**WHAT THE TASK ASKS:** Put the part of the listing that opens with the line containing "list all visible" and closes with the line containing "download-item[interactable]: 4 сын жараты КМЖ (1)" into a JSON list of strings, one string per line, with blank lines left out. Include both end lines, and leave the pictures out of the answer.

--- BEGIN PROVIDED RECORDS ---

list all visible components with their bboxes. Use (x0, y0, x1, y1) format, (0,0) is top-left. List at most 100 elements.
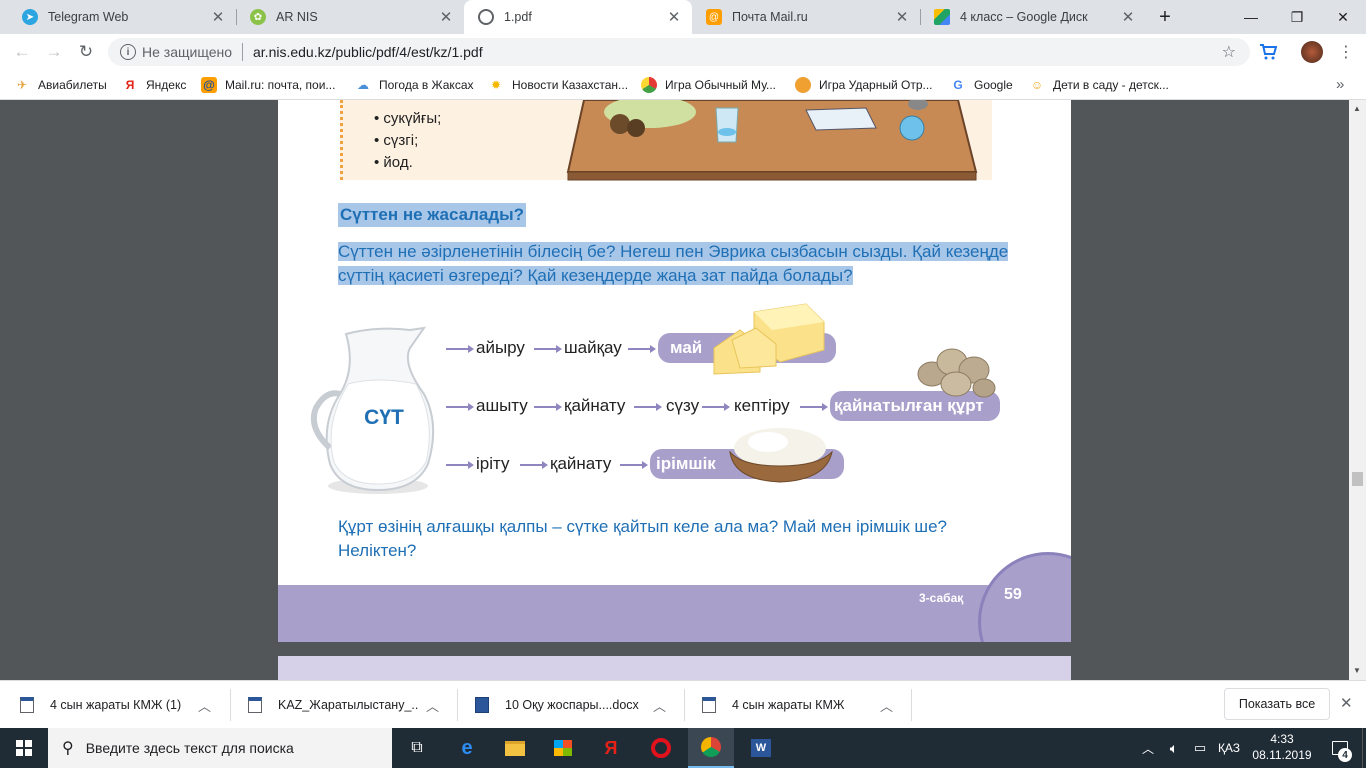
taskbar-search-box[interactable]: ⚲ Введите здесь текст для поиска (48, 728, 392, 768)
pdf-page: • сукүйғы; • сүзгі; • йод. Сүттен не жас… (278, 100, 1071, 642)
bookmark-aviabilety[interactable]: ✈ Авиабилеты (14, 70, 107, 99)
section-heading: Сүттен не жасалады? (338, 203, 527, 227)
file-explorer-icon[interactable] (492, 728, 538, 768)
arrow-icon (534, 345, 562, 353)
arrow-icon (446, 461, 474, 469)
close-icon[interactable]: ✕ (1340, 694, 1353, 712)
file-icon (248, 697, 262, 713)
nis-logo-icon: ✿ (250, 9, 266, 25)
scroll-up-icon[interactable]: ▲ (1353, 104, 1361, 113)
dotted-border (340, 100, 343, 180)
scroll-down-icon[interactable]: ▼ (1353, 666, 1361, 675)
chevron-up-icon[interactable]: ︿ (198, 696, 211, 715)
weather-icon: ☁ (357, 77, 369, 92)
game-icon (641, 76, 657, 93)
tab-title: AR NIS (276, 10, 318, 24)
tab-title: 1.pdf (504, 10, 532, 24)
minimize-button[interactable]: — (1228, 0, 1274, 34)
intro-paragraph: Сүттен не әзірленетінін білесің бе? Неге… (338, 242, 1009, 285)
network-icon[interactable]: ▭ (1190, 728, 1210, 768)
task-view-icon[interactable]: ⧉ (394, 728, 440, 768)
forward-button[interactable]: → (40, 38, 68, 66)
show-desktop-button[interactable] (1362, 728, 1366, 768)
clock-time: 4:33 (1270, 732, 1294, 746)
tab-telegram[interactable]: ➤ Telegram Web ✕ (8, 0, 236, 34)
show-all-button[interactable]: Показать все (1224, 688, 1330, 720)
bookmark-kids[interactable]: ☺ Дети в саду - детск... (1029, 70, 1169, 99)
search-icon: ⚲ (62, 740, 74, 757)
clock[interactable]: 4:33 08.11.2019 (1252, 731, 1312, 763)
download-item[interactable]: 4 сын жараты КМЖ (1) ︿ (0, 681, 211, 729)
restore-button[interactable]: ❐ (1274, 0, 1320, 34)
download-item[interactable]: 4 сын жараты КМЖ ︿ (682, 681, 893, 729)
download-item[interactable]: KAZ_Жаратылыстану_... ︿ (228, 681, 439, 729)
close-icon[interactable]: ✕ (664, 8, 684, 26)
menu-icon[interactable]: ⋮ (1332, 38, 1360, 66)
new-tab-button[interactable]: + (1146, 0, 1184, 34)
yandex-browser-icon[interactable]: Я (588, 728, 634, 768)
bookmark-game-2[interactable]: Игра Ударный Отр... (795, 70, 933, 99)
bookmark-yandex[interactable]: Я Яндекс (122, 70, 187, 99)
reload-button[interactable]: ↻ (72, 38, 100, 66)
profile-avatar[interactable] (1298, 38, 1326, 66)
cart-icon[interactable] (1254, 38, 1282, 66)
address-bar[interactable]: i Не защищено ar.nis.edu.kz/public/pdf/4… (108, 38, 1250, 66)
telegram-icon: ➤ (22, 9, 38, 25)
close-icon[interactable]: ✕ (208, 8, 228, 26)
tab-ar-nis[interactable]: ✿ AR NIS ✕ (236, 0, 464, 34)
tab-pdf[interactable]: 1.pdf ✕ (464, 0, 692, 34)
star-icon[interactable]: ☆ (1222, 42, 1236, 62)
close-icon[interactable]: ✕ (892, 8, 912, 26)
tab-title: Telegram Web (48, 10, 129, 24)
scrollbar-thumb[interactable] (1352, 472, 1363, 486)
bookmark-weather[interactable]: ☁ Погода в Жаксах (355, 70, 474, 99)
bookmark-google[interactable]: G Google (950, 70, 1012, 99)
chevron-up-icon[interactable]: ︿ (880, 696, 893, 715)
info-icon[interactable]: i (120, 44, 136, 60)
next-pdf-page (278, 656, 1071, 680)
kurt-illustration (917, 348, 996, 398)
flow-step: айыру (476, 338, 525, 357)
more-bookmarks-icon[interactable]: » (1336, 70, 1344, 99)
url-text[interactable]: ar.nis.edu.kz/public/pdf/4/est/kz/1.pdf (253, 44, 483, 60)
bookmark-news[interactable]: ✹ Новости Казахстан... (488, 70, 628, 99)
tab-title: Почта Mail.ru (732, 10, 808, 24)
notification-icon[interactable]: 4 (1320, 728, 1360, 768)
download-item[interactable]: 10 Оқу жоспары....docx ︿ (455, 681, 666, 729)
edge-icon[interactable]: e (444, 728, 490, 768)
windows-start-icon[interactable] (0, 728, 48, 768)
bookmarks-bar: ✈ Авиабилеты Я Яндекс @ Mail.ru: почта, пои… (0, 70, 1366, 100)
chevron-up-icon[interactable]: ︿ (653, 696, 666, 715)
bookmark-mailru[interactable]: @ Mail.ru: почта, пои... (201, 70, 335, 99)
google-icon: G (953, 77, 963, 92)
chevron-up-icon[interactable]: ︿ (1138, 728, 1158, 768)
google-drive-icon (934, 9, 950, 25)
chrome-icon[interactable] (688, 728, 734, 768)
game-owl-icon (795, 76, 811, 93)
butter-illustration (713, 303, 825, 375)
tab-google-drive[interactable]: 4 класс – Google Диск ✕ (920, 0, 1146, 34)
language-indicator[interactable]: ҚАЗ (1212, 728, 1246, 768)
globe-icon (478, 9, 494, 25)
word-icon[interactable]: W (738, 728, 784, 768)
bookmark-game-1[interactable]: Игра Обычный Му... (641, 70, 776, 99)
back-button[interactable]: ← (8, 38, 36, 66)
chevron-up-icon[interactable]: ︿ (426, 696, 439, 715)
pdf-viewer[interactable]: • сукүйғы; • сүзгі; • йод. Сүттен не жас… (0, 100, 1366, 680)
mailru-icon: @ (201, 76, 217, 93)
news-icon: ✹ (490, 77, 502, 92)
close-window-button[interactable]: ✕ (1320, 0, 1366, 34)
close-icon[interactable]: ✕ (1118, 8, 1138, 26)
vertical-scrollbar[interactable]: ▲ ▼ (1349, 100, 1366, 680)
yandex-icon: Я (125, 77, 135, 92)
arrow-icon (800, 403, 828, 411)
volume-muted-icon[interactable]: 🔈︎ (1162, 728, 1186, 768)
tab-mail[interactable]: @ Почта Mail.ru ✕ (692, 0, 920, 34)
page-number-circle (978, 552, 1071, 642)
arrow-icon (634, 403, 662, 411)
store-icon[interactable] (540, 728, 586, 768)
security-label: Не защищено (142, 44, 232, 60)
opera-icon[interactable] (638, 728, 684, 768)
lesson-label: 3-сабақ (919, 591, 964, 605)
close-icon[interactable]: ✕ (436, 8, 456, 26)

--- END PROVIDED RECORDS ---
--- BEGIN PROVIDED RECORDS ---

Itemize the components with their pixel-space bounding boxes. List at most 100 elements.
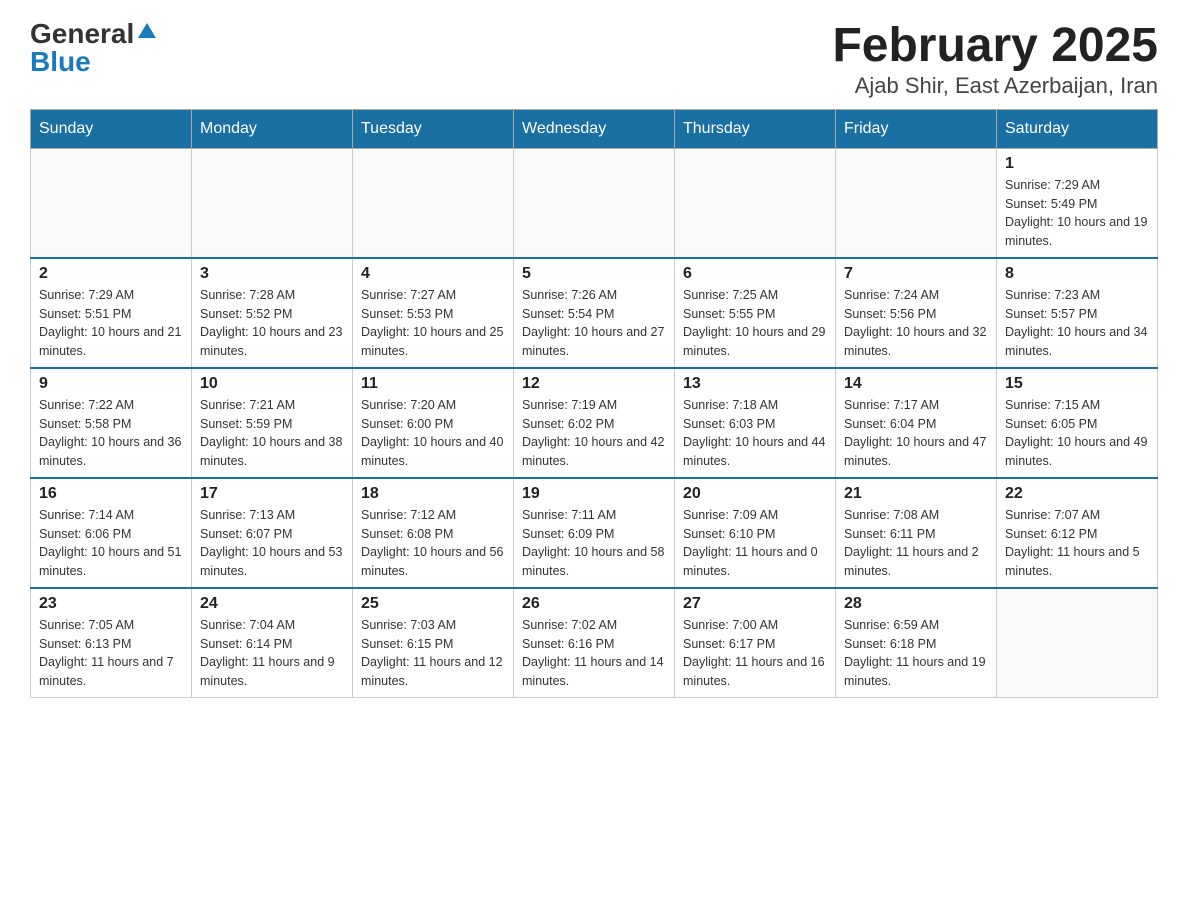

--- END PROVIDED RECORDS ---

**SOLUTION FOR THIS EXERCISE:**
[
  "list all visible components with their bboxes. Use (x0, y0, x1, y1) format, (0,0) is top-left. List at most 100 elements.",
  "taskbar-search-box[interactable]: ⚲ Введите здесь текст для поиска (48, 728, 392, 768)",
  "pdf-page: • сукүйғы; • сүзгі; • йод. Сүттен не жас… (278, 100, 1071, 642)",
  "bookmark-aviabilety[interactable]: ✈ Авиабилеты (14, 70, 107, 99)",
  "section-heading: Сүттен не жасалады? (338, 203, 527, 227)",
  "file-explorer-icon[interactable] (492, 728, 538, 768)",
  "arrow-icon (534, 345, 562, 353)",
  "arrow-icon (446, 461, 474, 469)",
  "close-icon[interactable]: ✕ (1340, 694, 1353, 712)",
  "file-icon (248, 697, 262, 713)",
  "nis-logo-icon: ✿ (250, 9, 266, 25)",
  "scroll-up-icon[interactable]: ▲ (1353, 104, 1361, 113)",
  "dotted-border (340, 100, 343, 180)",
  "scroll-down-icon[interactable]: ▼ (1353, 666, 1361, 675)",
  "chevron-up-icon[interactable]: ︿ (198, 696, 211, 715)",
  "weather-icon: ☁ (357, 77, 369, 92)",
  "game-icon (641, 76, 657, 93)",
  "tab-title: AR NIS (276, 10, 318, 24)",
  "tab-title: 1.pdf (504, 10, 532, 24)",
  "minimize-button[interactable]: — (1228, 0, 1274, 34)",
  "intro-paragraph: Сүттен не әзірленетінін білесің бе? Неге… (338, 242, 1009, 285)",
  "network-icon[interactable]: ▭ (1190, 728, 1210, 768)",
  "task-view-icon[interactable]: ⧉ (394, 728, 440, 768)",
  "forward-button[interactable]: → (40, 38, 68, 66)",
  "show-desktop-button[interactable] (1362, 728, 1366, 768)",
  "clock-time: 4:33 (1270, 732, 1294, 746)",
  "tab-telegram[interactable]: ➤ Telegram Web ✕ (8, 0, 236, 34)",
  "show-all-button[interactable]: Показать все (1224, 688, 1330, 720)",
  "bookmark-kids[interactable]: ☺ Дети в саду - детск... (1029, 70, 1169, 99)",
  "search-icon: ⚲ (62, 740, 74, 757)",
  "clock[interactable]: 4:33 08.11.2019 (1252, 731, 1312, 763)",
  "download-item[interactable]: 4 сын жараты КМЖ (1) ︿ (0, 681, 211, 729)"
]